(Rows from a figure dataset)
::::::::::

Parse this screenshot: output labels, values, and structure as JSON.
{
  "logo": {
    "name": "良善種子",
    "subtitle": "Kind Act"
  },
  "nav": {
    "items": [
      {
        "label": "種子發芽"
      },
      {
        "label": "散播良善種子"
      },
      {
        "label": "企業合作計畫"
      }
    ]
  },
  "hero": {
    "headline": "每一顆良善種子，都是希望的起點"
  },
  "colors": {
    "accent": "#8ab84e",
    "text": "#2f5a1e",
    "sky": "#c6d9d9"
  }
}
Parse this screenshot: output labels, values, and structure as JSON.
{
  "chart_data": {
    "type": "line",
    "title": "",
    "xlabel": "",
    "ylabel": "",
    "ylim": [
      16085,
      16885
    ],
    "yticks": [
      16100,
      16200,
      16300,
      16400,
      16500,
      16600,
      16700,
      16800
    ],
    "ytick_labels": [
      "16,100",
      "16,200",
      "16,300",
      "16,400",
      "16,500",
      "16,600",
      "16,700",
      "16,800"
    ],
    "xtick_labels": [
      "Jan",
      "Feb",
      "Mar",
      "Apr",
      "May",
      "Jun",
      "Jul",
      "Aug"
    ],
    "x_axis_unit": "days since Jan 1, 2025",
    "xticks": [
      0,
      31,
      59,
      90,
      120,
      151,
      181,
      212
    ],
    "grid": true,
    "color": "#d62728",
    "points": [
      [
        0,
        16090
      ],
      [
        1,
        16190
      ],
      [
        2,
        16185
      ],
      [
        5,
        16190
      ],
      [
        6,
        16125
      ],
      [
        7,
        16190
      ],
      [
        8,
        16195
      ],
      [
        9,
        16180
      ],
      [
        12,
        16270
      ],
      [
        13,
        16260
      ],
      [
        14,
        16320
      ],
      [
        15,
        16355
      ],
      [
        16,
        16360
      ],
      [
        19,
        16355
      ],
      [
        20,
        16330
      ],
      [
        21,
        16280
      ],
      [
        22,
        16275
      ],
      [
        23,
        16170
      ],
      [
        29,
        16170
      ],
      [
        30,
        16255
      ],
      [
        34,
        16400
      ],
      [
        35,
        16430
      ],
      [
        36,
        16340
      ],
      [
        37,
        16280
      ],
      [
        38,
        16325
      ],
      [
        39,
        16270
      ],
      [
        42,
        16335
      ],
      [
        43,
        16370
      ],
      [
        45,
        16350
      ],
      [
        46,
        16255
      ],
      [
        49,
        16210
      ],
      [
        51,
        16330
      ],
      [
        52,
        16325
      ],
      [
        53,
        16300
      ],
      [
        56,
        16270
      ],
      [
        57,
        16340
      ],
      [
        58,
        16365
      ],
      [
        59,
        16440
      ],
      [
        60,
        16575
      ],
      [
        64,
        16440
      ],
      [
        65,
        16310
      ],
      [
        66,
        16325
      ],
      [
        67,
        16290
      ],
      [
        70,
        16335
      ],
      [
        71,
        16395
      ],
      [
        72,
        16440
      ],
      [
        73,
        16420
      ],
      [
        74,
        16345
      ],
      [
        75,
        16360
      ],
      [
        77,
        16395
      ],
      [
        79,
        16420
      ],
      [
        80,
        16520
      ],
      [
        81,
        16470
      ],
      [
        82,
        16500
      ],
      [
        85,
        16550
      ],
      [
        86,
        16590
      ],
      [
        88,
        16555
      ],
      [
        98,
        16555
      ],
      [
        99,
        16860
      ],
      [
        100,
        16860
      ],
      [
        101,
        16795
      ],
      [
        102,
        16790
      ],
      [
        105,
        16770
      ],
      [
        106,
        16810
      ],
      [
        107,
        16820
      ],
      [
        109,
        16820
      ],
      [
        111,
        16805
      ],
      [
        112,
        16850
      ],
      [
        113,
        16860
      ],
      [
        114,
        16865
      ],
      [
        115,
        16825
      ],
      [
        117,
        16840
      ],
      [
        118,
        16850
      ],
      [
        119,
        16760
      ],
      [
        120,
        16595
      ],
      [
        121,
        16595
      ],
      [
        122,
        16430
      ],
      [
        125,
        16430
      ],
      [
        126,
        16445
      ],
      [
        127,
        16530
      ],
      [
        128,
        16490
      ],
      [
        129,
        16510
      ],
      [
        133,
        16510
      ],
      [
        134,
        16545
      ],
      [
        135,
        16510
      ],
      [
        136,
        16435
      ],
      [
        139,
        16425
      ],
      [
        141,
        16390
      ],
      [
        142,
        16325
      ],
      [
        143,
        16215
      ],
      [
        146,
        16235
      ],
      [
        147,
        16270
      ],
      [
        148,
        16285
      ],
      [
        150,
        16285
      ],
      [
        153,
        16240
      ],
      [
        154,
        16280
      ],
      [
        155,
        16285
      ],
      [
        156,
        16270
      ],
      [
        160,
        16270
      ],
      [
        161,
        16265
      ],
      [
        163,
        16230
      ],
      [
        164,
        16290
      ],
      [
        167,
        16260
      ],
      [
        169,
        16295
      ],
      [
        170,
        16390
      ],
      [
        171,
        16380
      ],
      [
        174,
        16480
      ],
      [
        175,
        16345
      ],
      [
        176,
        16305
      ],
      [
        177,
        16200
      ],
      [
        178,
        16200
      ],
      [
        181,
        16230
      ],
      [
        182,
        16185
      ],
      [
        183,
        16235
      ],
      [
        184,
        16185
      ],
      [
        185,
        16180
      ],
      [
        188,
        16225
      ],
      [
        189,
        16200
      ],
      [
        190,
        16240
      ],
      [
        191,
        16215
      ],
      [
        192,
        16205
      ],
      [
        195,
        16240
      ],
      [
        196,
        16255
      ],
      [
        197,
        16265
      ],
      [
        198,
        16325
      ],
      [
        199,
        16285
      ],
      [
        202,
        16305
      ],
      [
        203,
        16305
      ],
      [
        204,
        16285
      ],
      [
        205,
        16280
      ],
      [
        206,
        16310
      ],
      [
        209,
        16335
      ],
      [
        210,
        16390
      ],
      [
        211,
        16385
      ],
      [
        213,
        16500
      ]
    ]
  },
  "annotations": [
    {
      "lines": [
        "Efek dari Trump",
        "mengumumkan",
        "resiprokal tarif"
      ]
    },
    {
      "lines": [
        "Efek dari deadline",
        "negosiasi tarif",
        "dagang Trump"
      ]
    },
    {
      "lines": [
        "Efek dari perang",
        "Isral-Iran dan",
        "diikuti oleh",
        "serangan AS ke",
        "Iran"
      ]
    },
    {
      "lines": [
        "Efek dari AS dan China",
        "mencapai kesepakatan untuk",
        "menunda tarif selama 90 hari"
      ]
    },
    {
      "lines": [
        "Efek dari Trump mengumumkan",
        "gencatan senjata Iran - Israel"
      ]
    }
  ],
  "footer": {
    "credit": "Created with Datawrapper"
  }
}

::::::::::

● Brief: Which lines contain the word "tarif"? Copy each one.

● The result:
        "resiprokal tarif"
        "negosiasi tarif",
        "menunda tarif selama 90 hari"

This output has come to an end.